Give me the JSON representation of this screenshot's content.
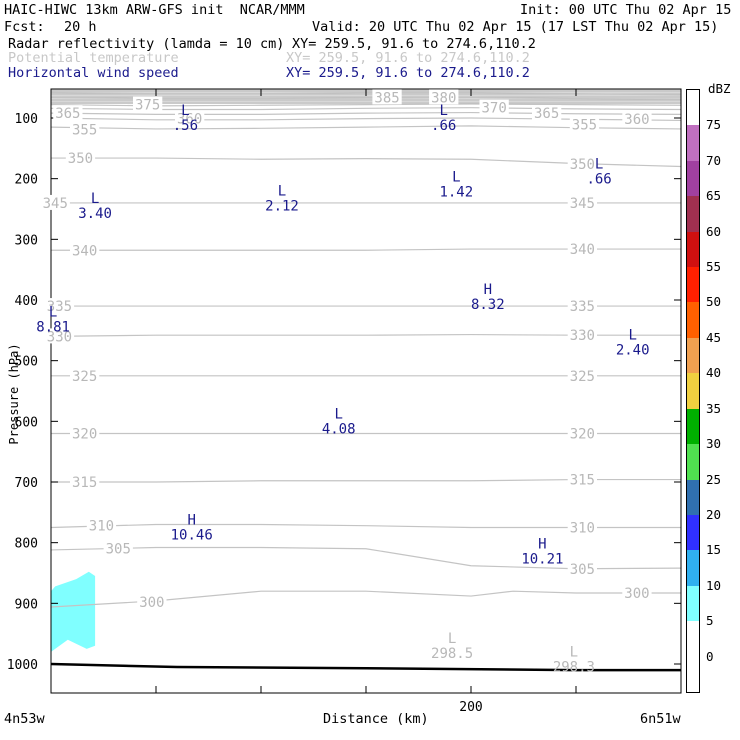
{
  "header": {
    "title_left": "HAIC-HIWC 13km ARW-GFS init  NCAR/MMM",
    "init": "Init: 00 UTC Thu 02 Apr 15",
    "fcst_label": "Fcst:",
    "fcst_value": "20 h",
    "valid": "Valid: 20 UTC Thu 02 Apr 15 (17 LST Thu 02 Apr 15)",
    "fields": [
      {
        "name": "Radar reflectivity (lamda = 10 cm)",
        "xy": "XY= 259.5, 91.6 to 274.6,110.2",
        "color": "#000000"
      },
      {
        "name": "Potential temperature",
        "xy": "XY= 259.5, 91.6 to 274.6,110.2",
        "color": "#c8c8c8"
      },
      {
        "name": "Horizontal wind speed",
        "xy": "XY= 259.5, 91.6 to 274.6,110.2",
        "color": "#1a1a8c"
      }
    ]
  },
  "chart_data": {
    "type": "contour-cross-section",
    "xlabel": "Distance (km)",
    "ylabel": "Pressure (hPa)",
    "x_endpoints": [
      "4n53w",
      "6n51w"
    ],
    "xlim": [
      0,
      300
    ],
    "x_ticks": [
      0,
      50,
      100,
      150,
      200,
      250,
      300
    ],
    "x_tick_labels": [
      {
        "x": 200,
        "label": "200"
      }
    ],
    "ylim": [
      1050,
      47
    ],
    "y_ticks": [
      100,
      200,
      300,
      400,
      500,
      600,
      700,
      800,
      900,
      1000
    ],
    "y_tick_labels": [
      "100",
      "200",
      "300",
      "400",
      "500",
      "600",
      "700",
      "800",
      "900",
      "1000"
    ],
    "theta_contours": [
      {
        "label": "385",
        "points": [
          [
            0,
            58
          ],
          [
            50,
            60
          ],
          [
            100,
            60
          ],
          [
            150,
            58
          ],
          [
            200,
            58
          ],
          [
            250,
            60
          ],
          [
            300,
            62
          ]
        ],
        "label_at": [
          154,
          66
        ]
      },
      {
        "label": "380",
        "points": [
          [
            0,
            66
          ],
          [
            50,
            68
          ],
          [
            100,
            68
          ],
          [
            150,
            67
          ],
          [
            200,
            66
          ],
          [
            250,
            68
          ],
          [
            300,
            69
          ]
        ],
        "label_at": [
          181,
          66
        ]
      },
      {
        "label": "375",
        "points": [
          [
            0,
            78
          ],
          [
            50,
            80
          ],
          [
            100,
            79
          ],
          [
            150,
            78
          ],
          [
            200,
            77
          ],
          [
            250,
            78
          ],
          [
            300,
            79
          ]
        ],
        "label_at": [
          40,
          78
        ]
      },
      {
        "label": "370",
        "points": [
          [
            0,
            84
          ],
          [
            50,
            86
          ],
          [
            100,
            86
          ],
          [
            150,
            84
          ],
          [
            200,
            83
          ],
          [
            250,
            85
          ],
          [
            300,
            86
          ]
        ],
        "label_at": [
          205,
          83
        ]
      },
      {
        "label": "365",
        "points": [
          [
            0,
            92
          ],
          [
            50,
            94
          ],
          [
            100,
            94
          ],
          [
            150,
            92
          ],
          [
            200,
            91
          ],
          [
            250,
            93
          ],
          [
            300,
            94
          ]
        ],
        "label_at": [
          2,
          92
        ]
      },
      {
        "label": "365",
        "points": [],
        "label_at": [
          230,
          92
        ]
      },
      {
        "label": "360",
        "points": [
          [
            0,
            100
          ],
          [
            50,
            103
          ],
          [
            100,
            103
          ],
          [
            150,
            101
          ],
          [
            200,
            100
          ],
          [
            250,
            102
          ],
          [
            300,
            104
          ]
        ],
        "label_at": [
          60,
          101
        ]
      },
      {
        "label": "360",
        "points": [],
        "label_at": [
          273,
          102
        ]
      },
      {
        "label": "355",
        "points": [
          [
            0,
            115
          ],
          [
            50,
            118
          ],
          [
            100,
            117
          ],
          [
            150,
            115
          ],
          [
            200,
            113
          ],
          [
            250,
            116
          ],
          [
            300,
            118
          ]
        ],
        "label_at": [
          10,
          119
        ]
      },
      {
        "label": "355",
        "points": [],
        "label_at": [
          248,
          111
        ]
      },
      {
        "label": "350",
        "points": [
          [
            0,
            166
          ],
          [
            50,
            166
          ],
          [
            100,
            168
          ],
          [
            150,
            167
          ],
          [
            200,
            168
          ],
          [
            250,
            175
          ],
          [
            300,
            180
          ]
        ],
        "label_at": [
          8,
          166
        ]
      },
      {
        "label": "350",
        "points": [],
        "label_at": [
          247,
          176
        ]
      },
      {
        "label": "345",
        "points": [
          [
            0,
            240
          ],
          [
            50,
            240
          ],
          [
            100,
            240
          ],
          [
            150,
            240
          ],
          [
            200,
            240
          ],
          [
            250,
            240
          ],
          [
            300,
            240
          ]
        ],
        "label_at": [
          -4,
          240
        ]
      },
      {
        "label": "345",
        "points": [],
        "label_at": [
          247,
          240
        ]
      },
      {
        "label": "340",
        "points": [
          [
            0,
            318
          ],
          [
            50,
            318
          ],
          [
            100,
            318
          ],
          [
            150,
            318
          ],
          [
            200,
            316
          ],
          [
            250,
            316
          ],
          [
            300,
            316
          ]
        ],
        "label_at": [
          10,
          318
        ]
      },
      {
        "label": "340",
        "points": [],
        "label_at": [
          247,
          316
        ]
      },
      {
        "label": "335",
        "points": [
          [
            0,
            410
          ],
          [
            50,
            410
          ],
          [
            100,
            410
          ],
          [
            150,
            410
          ],
          [
            200,
            410
          ],
          [
            250,
            410
          ],
          [
            300,
            410
          ]
        ],
        "label_at": [
          -2,
          410
        ]
      },
      {
        "label": "335",
        "points": [],
        "label_at": [
          247,
          410
        ]
      },
      {
        "label": "330",
        "points": [
          [
            0,
            460
          ],
          [
            50,
            458
          ],
          [
            100,
            458
          ],
          [
            150,
            458
          ],
          [
            200,
            457
          ],
          [
            250,
            458
          ],
          [
            300,
            458
          ]
        ],
        "label_at": [
          -2,
          460
        ]
      },
      {
        "label": "330",
        "points": [],
        "label_at": [
          247,
          458
        ]
      },
      {
        "label": "325",
        "points": [
          [
            0,
            525
          ],
          [
            50,
            525
          ],
          [
            100,
            525
          ],
          [
            150,
            525
          ],
          [
            200,
            525
          ],
          [
            250,
            525
          ],
          [
            300,
            525
          ]
        ],
        "label_at": [
          10,
          525
        ]
      },
      {
        "label": "325",
        "points": [],
        "label_at": [
          247,
          525
        ]
      },
      {
        "label": "320",
        "points": [
          [
            0,
            620
          ],
          [
            50,
            620
          ],
          [
            100,
            620
          ],
          [
            150,
            620
          ],
          [
            200,
            620
          ],
          [
            250,
            620
          ],
          [
            300,
            620
          ]
        ],
        "label_at": [
          10,
          620
        ]
      },
      {
        "label": "320",
        "points": [],
        "label_at": [
          247,
          620
        ]
      },
      {
        "label": "315",
        "points": [
          [
            0,
            700
          ],
          [
            50,
            700
          ],
          [
            100,
            698
          ],
          [
            150,
            698
          ],
          [
            200,
            698
          ],
          [
            250,
            696
          ],
          [
            300,
            696
          ]
        ],
        "label_at": [
          10,
          700
        ]
      },
      {
        "label": "315",
        "points": [],
        "label_at": [
          247,
          696
        ]
      },
      {
        "label": "310",
        "points": [
          [
            0,
            775
          ],
          [
            50,
            770
          ],
          [
            100,
            770
          ],
          [
            150,
            772
          ],
          [
            200,
            775
          ],
          [
            250,
            775
          ],
          [
            300,
            775
          ]
        ],
        "label_at": [
          18,
          772
        ]
      },
      {
        "label": "310",
        "points": [],
        "label_at": [
          247,
          775
        ]
      },
      {
        "label": "305",
        "points": [
          [
            0,
            812
          ],
          [
            50,
            808
          ],
          [
            100,
            808
          ],
          [
            150,
            810
          ],
          [
            200,
            838
          ],
          [
            250,
            843
          ],
          [
            300,
            842
          ]
        ],
        "label_at": [
          26,
          810
        ]
      },
      {
        "label": "305",
        "points": [],
        "label_at": [
          247,
          843
        ]
      },
      {
        "label": "300",
        "points": [
          [
            0,
            906
          ],
          [
            50,
            896
          ],
          [
            100,
            880
          ],
          [
            150,
            880
          ],
          [
            200,
            888
          ],
          [
            220,
            880
          ],
          [
            250,
            883
          ],
          [
            300,
            883
          ]
        ],
        "label_at": [
          42,
          898
        ]
      },
      {
        "label": "300",
        "points": [],
        "label_at": [
          273,
          883
        ]
      }
    ],
    "wind_extrema": [
      {
        "type": "L",
        "value": ".56",
        "x": 64,
        "p": 95
      },
      {
        "type": "L",
        "value": ".66",
        "x": 187,
        "p": 95
      },
      {
        "type": "L",
        "value": ".66",
        "x": 261,
        "p": 183
      },
      {
        "type": "L",
        "value": "3.40",
        "x": 21,
        "p": 240
      },
      {
        "type": "L",
        "value": "2.12",
        "x": 110,
        "p": 228
      },
      {
        "type": "L",
        "value": "1.42",
        "x": 193,
        "p": 205
      },
      {
        "type": "H",
        "value": "8.32",
        "x": 208,
        "p": 390
      },
      {
        "type": "L",
        "value": "8.81",
        "x": 1,
        "p": 427
      },
      {
        "type": "L",
        "value": "2.40",
        "x": 277,
        "p": 465
      },
      {
        "type": "L",
        "value": "4.08",
        "x": 137,
        "p": 595
      },
      {
        "type": "H",
        "value": "10.46",
        "x": 67,
        "p": 770
      },
      {
        "type": "H",
        "value": "10.21",
        "x": 234,
        "p": 810
      }
    ],
    "theta_extrema": [
      {
        "type": "L",
        "value": "298.5",
        "x": 191,
        "p": 965
      },
      {
        "type": "L",
        "value": "298.3",
        "x": 249,
        "p": 988
      }
    ],
    "reflectivity_area": {
      "color": "#80ffff",
      "dbz": "5-10",
      "x_range": [
        0,
        20
      ],
      "p_range": [
        850,
        975
      ]
    },
    "ground": {
      "points": [
        [
          0,
          1000
        ],
        [
          60,
          1005
        ],
        [
          150,
          1007
        ],
        [
          250,
          1010
        ],
        [
          300,
          1010
        ]
      ]
    },
    "colorbar": {
      "unit": "dBZ",
      "labels": [
        "0",
        "5",
        "10",
        "15",
        "20",
        "25",
        "30",
        "35",
        "40",
        "45",
        "50",
        "55",
        "60",
        "65",
        "70",
        "75"
      ],
      "colors": [
        "#ffffff",
        "#ffffff",
        "#80ffff",
        "#30b0f0",
        "#3030ff",
        "#3070b0",
        "#50e050",
        "#00b000",
        "#f0d040",
        "#f0a050",
        "#ff6000",
        "#ff2000",
        "#d01010",
        "#a03050",
        "#a040a0",
        "#c070c0",
        "#ffffff"
      ]
    }
  }
}
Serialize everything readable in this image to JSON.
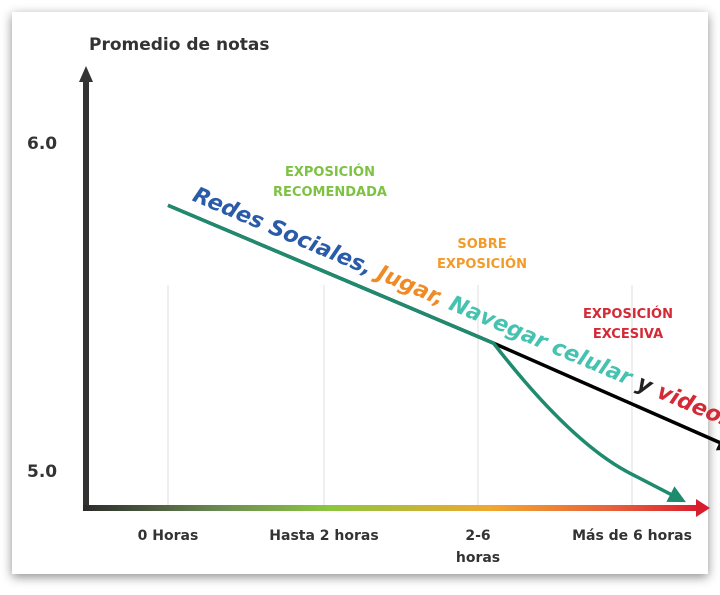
{
  "chart_data": {
    "type": "line",
    "ylabel": "Promedio de notas",
    "xlabel": "",
    "yticks": [
      "6.0",
      "5.0"
    ],
    "ylim": [
      4.86,
      6.25
    ],
    "categories": [
      "0 Horas",
      "Hasta 2 horas",
      "2-6 horas",
      "Más de 6 horas"
    ],
    "category_labels": [
      [
        "0 Horas"
      ],
      [
        "Hasta 2 horas"
      ],
      [
        "2-6",
        "horas"
      ],
      [
        "Más de 6 horas"
      ]
    ],
    "series": [
      {
        "name": "",
        "x": [
          0.0,
          2.1,
          3.65
        ],
        "values": [
          5.81,
          5.39,
          5.07
        ],
        "color": "#000000"
      },
      {
        "name": "",
        "x": [
          0.0,
          2.1,
          3.0,
          3.33
        ],
        "values": [
          5.81,
          5.39,
          4.99,
          4.91
        ],
        "color": "#1e8a6e"
      }
    ],
    "zones": [
      {
        "lines": [
          "EXPOSICIÓN",
          "RECOMENDADA"
        ],
        "color": "#7dc242"
      },
      {
        "lines": [
          "SOBRE",
          "EXPOSICIÓN"
        ],
        "color": "#f29b2a"
      },
      {
        "lines": [
          "EXPOSICIÓN",
          "EXCESIVA"
        ],
        "color": "#d42a35"
      }
    ],
    "annotation": [
      {
        "text": "Redes Sociales",
        "color": "#2a5ba8"
      },
      {
        "text": ", ",
        "color": "#2a5ba8"
      },
      {
        "text": "Jugar",
        "color": "#f08a24"
      },
      {
        "text": ", ",
        "color": "#f08a24"
      },
      {
        "text": "Navegar celular",
        "color": "#45c2b0"
      },
      {
        "text": " y ",
        "color": "#222222"
      },
      {
        "text": "videos",
        "color": "#d42a35"
      }
    ]
  }
}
+++
→ Exercise task: Take every line containing the word "ylabel" and copy it.

→ Reply:
    "ylabel": "Pressure (hPa)",
    "ylabel": "Promedio de notas",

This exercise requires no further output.